**Required task**
In the patent page below, what approach to parallelism do VLIW models use?

**Page**
* * * * * * *

Electrical computers and digital processing systems: processing – Processing architecture – Array processor
Reexamination Certificate
1998-10-14
2002-04-02
Ellis, Richard L. (Department: 2651)
Electrical computers and digital processing systems: processing
Processing architecture
Array processor
C712S020000, C712S024000, C712S222000
Reexamination Certificate
active
06366998
ABSTRACT:
TECHNICAL FIELD OF THE INVENTION
The present invention relates generally to digital signal processors. In particular, the present invention relates to a programming model for a high performance digital signal processor which has multiple reconfigurable functional units for executing instructions.
BACKGROUND OF THE INVENTION
Many different types of programming models exist in the area of digital signal processing. In general, these models differ by their characteristics, such as data types, data lengths, data functions and the like. Instruction parallelism models are one type of model. An instruction parallelism model is defined by its ability to simultaneously execute different instructions. Instruction parallelism models can be embodied by a very long instruction word (“VLIW”) model or a super-scalar model, among others. VLIW models use a horizontal approach to parallelism where several scalar instructions are included in a long instruction word that is fetched and executed every cycle. More specifically, in each cycle, an instruction word specifies operations to be performed using specific operands. Exemplary operations may include mathematical operations, logical operations, and the like, depending upon the needs of a particular application. Functional units which perform the operations may include any type of processing elements, such as, for example, execution units. More specifically, exemplary functional units may include multiply-accumulate (“MAC”) units, load/store units, add units, etc. and may vary from application to application.

* * * * * * *

**Record extracts**
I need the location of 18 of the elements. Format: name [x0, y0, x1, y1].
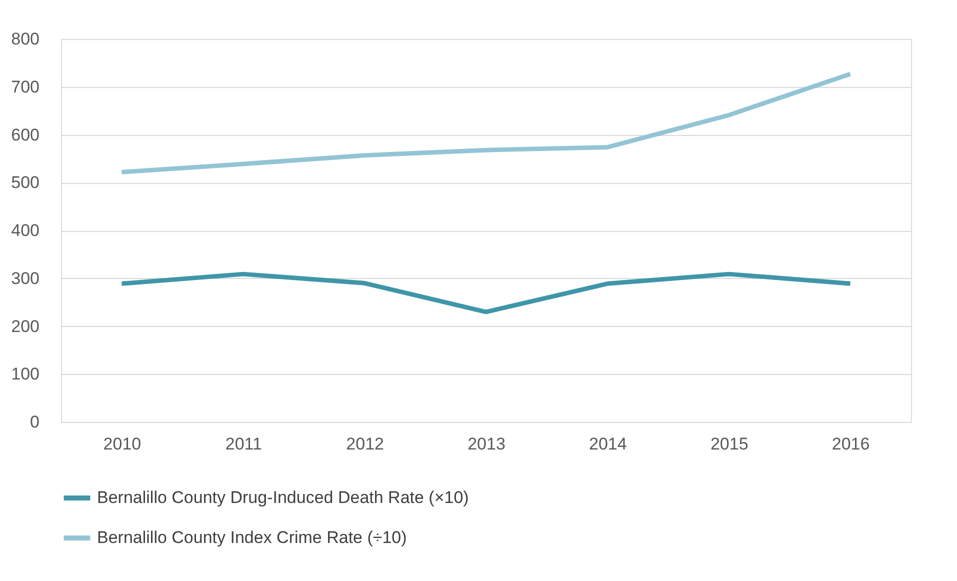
y-tick-label: 300: [11, 268, 40, 288]
legend-label: Bernalillo County Drug-Induced Death Rate (×10): [97, 488, 469, 507]
y-tick-label: 0: [30, 412, 40, 432]
y-tick-label: 100: [11, 364, 40, 384]
y-tick-label: 700: [11, 77, 40, 96]
y-tick-label: 800: [11, 30, 40, 48]
y-tick-label: 500: [11, 173, 40, 192]
x-tick-label: 2016: [832, 434, 870, 454]
y-tick-label: 200: [11, 316, 40, 336]
x-tick-label: 2015: [710, 434, 748, 454]
legend-label: Bernalillo County Index Crime Rate (÷10): [97, 528, 407, 547]
y-tick-label: 400: [11, 221, 40, 240]
y-tick-label: 600: [11, 125, 40, 144]
x-tick-label: 2012: [346, 434, 384, 454]
x-tick-label: 2010: [103, 434, 142, 454]
x-tick-label: 2011: [225, 434, 262, 454]
x-tick-label: 2014: [589, 434, 627, 454]
x-tick-label: 2013: [468, 434, 506, 454]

* * * * * * *

**Solution for this problem**
A horizontal approach, where several scalar instructions are included in a long instruction word that is fetched and executed every cycle.